• [Exercise]:
Wherever a line holds the string "Trung", copy that line.

• [Source material]:
((
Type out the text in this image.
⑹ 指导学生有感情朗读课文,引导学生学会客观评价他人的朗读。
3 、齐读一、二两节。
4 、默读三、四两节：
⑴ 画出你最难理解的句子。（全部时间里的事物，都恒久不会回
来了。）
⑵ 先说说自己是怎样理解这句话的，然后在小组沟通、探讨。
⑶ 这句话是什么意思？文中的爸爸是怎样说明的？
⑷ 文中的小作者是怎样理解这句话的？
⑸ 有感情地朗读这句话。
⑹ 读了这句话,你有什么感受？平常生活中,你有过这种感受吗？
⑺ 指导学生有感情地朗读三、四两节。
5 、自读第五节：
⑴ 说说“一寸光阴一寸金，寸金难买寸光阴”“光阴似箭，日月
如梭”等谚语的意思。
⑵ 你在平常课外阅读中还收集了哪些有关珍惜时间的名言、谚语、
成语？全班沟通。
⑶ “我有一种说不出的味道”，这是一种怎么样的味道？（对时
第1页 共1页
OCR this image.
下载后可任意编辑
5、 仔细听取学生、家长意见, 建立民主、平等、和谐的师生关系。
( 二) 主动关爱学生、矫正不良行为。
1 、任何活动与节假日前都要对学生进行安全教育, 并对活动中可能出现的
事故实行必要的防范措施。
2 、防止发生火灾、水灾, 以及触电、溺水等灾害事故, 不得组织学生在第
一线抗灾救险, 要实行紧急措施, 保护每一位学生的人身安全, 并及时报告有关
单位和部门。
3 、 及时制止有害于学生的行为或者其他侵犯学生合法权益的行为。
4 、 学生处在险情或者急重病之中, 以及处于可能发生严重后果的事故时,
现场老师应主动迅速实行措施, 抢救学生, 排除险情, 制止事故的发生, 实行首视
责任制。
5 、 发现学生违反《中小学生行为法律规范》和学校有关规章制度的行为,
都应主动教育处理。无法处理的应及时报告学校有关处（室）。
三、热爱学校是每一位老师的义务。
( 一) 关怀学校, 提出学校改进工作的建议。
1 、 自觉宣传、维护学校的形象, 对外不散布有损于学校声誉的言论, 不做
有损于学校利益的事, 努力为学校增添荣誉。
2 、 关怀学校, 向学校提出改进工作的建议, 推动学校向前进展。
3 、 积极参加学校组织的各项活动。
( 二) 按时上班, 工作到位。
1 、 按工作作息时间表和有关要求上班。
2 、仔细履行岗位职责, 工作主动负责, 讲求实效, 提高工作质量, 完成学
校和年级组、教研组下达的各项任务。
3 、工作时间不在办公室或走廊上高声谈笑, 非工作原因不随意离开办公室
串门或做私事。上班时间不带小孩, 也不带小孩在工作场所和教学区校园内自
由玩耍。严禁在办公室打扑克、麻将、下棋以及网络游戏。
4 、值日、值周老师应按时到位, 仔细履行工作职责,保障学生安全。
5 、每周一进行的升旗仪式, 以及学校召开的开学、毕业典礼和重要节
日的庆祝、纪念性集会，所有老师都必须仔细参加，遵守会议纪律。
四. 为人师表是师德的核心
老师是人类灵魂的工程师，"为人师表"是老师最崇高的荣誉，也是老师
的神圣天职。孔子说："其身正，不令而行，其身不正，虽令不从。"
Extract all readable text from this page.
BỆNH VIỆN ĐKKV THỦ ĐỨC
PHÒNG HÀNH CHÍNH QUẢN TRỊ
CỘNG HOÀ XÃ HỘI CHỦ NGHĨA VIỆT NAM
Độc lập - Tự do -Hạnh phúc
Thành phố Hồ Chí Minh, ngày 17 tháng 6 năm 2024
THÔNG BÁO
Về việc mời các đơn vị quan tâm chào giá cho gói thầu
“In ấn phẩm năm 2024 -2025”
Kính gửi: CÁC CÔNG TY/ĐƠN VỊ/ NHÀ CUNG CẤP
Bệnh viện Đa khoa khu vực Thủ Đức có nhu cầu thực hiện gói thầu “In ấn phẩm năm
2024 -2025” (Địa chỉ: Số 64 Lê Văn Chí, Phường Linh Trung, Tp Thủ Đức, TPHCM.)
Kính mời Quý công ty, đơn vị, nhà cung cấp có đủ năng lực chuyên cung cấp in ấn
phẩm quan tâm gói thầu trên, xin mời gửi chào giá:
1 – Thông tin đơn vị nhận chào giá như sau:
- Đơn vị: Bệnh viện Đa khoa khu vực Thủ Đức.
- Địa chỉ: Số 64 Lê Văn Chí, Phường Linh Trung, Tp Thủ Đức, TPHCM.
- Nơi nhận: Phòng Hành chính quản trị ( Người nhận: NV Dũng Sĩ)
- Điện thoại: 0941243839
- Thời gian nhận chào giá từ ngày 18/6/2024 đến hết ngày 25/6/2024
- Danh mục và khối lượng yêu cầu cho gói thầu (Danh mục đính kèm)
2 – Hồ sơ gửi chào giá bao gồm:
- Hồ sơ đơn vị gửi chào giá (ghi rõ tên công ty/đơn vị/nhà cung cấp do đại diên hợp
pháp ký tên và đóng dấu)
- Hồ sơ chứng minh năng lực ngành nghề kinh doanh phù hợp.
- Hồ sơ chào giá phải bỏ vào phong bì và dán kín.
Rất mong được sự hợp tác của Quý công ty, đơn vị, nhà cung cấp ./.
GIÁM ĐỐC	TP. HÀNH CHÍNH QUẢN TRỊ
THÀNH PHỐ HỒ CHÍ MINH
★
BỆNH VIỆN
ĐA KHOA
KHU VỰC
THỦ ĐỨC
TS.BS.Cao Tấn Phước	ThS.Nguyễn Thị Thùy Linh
))
• [Problem solution]:
2024 -2025” (Địa chỉ: Số 64 Lê Văn Chí, Phường Linh Trung, Tp Thủ Đức, TPHCM.)
- Địa chỉ: Số 64 Lê Văn Chí, Phường Linh Trung, Tp Thủ Đức, TPHCM.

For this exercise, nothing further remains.